Instructions for the task: In the entries below, identify every line with the string "structured" and copy it.

Input rows:
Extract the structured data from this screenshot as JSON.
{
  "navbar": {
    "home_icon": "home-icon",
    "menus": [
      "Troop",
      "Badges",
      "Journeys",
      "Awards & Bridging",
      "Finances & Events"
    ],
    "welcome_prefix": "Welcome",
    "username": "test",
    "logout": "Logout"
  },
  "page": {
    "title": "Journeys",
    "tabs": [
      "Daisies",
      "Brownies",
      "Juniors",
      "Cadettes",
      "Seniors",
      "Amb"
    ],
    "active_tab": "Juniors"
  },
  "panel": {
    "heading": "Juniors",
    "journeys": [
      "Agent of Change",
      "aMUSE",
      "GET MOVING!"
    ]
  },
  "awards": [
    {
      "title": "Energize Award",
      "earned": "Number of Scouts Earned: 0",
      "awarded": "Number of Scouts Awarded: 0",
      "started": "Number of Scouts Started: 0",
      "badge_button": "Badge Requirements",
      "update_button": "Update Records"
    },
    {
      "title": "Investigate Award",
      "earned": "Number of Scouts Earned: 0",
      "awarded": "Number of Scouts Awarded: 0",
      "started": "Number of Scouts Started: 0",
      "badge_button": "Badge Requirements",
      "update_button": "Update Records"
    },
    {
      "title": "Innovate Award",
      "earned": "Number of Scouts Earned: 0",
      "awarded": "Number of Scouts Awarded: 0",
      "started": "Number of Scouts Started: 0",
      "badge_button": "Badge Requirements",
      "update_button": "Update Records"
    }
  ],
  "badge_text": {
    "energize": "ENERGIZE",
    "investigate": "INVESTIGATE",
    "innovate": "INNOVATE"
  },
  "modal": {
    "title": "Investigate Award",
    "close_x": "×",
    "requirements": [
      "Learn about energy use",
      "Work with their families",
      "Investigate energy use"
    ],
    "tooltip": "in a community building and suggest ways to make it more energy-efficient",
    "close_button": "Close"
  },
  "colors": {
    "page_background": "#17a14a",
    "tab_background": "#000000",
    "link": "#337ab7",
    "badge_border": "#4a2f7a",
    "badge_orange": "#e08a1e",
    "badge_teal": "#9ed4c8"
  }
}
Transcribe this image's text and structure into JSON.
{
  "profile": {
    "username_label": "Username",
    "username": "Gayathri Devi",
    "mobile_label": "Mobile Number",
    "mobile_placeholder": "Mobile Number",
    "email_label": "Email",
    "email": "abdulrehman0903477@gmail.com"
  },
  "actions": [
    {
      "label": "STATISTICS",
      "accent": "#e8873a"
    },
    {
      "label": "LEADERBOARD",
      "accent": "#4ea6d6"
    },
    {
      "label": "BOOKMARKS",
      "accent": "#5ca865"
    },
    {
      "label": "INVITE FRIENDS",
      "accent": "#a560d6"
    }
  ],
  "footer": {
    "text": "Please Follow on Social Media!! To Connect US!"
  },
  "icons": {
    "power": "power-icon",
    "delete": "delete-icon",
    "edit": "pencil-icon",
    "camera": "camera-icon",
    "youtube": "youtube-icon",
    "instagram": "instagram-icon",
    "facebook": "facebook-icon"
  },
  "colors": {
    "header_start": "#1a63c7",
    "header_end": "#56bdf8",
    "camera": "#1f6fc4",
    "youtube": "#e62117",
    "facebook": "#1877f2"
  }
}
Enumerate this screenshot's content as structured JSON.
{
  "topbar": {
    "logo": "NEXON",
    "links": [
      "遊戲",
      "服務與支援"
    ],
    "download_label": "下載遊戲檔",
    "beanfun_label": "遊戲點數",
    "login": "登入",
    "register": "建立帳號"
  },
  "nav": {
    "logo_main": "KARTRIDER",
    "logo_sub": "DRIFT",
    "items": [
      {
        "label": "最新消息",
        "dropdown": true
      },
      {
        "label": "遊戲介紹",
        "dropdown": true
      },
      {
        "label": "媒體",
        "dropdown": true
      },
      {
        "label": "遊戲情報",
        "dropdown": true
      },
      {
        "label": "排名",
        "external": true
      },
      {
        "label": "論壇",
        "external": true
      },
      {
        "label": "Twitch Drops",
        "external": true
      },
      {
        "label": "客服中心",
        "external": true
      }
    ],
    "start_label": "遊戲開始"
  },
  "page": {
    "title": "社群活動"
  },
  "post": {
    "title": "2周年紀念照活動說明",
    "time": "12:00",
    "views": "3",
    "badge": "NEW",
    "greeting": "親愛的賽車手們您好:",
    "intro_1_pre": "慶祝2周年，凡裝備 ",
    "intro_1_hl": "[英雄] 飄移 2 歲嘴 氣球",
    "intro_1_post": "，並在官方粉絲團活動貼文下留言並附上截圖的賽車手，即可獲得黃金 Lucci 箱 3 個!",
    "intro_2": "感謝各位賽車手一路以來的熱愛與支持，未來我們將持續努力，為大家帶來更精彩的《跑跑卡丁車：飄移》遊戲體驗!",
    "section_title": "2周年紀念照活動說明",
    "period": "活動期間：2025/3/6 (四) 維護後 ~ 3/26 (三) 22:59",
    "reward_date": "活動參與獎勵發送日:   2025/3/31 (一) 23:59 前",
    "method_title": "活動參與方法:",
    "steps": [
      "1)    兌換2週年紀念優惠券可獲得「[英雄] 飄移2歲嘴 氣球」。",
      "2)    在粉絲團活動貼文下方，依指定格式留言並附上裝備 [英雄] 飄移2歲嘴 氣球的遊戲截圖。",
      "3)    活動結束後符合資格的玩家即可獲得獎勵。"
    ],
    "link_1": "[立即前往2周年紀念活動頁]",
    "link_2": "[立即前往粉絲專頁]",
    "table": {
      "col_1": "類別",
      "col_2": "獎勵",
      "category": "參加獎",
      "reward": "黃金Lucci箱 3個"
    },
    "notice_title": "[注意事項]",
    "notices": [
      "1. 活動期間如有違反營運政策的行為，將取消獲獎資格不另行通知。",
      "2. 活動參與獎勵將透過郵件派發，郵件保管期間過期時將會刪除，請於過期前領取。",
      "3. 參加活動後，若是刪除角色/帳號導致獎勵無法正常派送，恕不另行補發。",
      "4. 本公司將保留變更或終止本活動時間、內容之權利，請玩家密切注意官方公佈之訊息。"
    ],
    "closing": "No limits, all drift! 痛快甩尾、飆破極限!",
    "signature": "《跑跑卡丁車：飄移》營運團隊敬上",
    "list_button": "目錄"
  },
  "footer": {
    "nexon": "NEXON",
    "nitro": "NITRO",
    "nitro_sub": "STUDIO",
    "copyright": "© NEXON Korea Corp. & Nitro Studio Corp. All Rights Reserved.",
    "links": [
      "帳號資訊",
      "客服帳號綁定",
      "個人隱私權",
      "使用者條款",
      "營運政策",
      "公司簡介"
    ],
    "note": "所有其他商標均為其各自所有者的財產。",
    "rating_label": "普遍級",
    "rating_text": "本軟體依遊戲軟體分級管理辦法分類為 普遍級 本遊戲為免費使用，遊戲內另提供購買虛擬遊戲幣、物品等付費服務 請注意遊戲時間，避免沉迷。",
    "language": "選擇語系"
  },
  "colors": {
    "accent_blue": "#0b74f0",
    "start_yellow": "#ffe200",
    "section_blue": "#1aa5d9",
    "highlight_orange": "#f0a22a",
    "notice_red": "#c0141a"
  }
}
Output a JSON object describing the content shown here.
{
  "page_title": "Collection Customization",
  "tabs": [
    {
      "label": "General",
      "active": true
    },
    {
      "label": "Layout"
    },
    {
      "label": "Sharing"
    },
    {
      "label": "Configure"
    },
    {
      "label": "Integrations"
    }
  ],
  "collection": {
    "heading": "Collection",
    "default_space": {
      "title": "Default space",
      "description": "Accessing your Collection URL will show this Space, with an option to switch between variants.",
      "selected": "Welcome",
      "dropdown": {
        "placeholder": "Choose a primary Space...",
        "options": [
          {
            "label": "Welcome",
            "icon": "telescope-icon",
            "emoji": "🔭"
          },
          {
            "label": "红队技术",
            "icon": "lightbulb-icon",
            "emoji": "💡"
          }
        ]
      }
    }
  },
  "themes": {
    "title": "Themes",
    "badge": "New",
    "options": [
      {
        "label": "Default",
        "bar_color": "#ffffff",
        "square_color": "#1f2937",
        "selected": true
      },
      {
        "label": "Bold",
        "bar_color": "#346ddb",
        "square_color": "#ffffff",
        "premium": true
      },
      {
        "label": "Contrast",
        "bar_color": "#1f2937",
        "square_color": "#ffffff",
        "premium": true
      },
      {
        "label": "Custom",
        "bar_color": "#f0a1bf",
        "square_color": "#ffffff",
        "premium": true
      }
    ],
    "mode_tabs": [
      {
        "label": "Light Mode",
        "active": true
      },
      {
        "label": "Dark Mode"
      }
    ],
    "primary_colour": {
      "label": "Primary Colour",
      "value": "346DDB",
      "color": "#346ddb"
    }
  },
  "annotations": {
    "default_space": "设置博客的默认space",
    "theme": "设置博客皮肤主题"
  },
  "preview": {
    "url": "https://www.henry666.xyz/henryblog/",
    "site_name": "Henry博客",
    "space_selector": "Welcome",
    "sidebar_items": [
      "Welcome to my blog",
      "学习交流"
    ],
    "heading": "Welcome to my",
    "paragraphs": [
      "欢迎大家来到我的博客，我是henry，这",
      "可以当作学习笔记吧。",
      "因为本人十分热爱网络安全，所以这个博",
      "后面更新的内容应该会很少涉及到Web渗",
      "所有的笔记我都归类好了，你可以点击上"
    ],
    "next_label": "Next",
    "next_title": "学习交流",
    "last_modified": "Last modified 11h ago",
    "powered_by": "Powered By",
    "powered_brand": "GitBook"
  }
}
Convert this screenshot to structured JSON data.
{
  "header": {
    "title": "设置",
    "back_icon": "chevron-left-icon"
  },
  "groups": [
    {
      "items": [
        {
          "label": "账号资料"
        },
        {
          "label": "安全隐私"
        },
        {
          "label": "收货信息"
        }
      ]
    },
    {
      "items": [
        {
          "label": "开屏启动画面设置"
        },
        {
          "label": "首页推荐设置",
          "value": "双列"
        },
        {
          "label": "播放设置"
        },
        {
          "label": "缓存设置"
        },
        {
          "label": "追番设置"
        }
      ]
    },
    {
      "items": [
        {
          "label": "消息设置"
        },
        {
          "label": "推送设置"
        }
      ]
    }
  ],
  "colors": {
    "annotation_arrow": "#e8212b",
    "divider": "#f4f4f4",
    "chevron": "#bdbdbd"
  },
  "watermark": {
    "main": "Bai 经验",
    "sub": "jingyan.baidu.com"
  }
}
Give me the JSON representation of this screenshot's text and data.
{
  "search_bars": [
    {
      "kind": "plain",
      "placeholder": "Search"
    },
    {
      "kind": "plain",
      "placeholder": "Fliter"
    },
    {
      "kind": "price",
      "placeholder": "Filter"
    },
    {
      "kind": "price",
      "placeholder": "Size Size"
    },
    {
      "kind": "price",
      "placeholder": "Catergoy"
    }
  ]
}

Completed exercise:
Extract the structured data from this screenshot as JSON.
Enumerate this screenshot's content as structured JSON.
Convert this screenshot to structured JSON data.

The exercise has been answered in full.